#### Work to do:
Output all of the records exactly as written.

#### Supplied records:
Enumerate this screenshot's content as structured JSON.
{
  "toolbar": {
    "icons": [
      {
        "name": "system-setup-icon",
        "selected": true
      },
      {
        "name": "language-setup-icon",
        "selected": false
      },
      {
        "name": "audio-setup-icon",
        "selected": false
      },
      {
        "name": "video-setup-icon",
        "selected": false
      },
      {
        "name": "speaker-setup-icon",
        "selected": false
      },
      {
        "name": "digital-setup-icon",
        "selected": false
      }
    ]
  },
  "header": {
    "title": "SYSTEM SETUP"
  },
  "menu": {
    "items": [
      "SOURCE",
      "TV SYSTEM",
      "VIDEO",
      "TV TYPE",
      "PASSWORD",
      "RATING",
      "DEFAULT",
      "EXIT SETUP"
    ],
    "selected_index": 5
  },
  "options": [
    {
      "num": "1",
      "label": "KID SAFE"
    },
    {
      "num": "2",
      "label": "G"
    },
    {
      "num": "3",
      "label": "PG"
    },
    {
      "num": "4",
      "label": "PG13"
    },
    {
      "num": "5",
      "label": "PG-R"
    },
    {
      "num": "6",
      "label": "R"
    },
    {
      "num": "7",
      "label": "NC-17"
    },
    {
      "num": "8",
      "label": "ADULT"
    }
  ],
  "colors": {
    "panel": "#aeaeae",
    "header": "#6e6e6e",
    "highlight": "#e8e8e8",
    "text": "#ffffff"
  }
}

#### Full solution:
Enumerate this screenshot's content as structured JSON.
{
  "toolbar": {
    "icons": [
      {
        "name": "system-setup-icon",
        "selected": true
      },
      {
        "name": "language-setup-icon",
        "selected": false
      },
      {
        "name": "audio-setup-icon",
        "selected": false
      },
      {
        "name": "video-setup-icon",
        "selected": false
      },
      {
        "name": "speaker-setup-icon",
        "selected": false
      },
      {
        "name": "digital-setup-icon",
        "selected": false
      }
    ]
  },
  "header": {
    "title": "SYSTEM SETUP"
  },
  "menu": {
    "items": [
      "SOURCE",
      "TV SYSTEM",
      "VIDEO",
      "TV TYPE",
      "PASSWORD",
      "RATING",
      "DEFAULT",
      "EXIT SETUP"
    ],
    "selected_index": 5
  },
  "options": [
    {
      "num": "1",
      "label": "KID SAFE"
    },
    {
      "num": "2",
      "label": "G"
    },
    {
      "num": "3",
      "label": "PG"
    },
    {
      "num": "4",
      "label": "PG13"
    },
    {
      "num": "5",
      "label": "PG-R"
    },
    {
      "num": "6",
      "label": "R"
    },
    {
      "num": "7",
      "label": "NC-17"
    },
    {
      "num": "8",
      "label": "ADULT"
    }
  ],
  "colors": {
    "panel": "#aeaeae",
    "header": "#6e6e6e",
    "highlight": "#e8e8e8",
    "text": "#ffffff"
  }
}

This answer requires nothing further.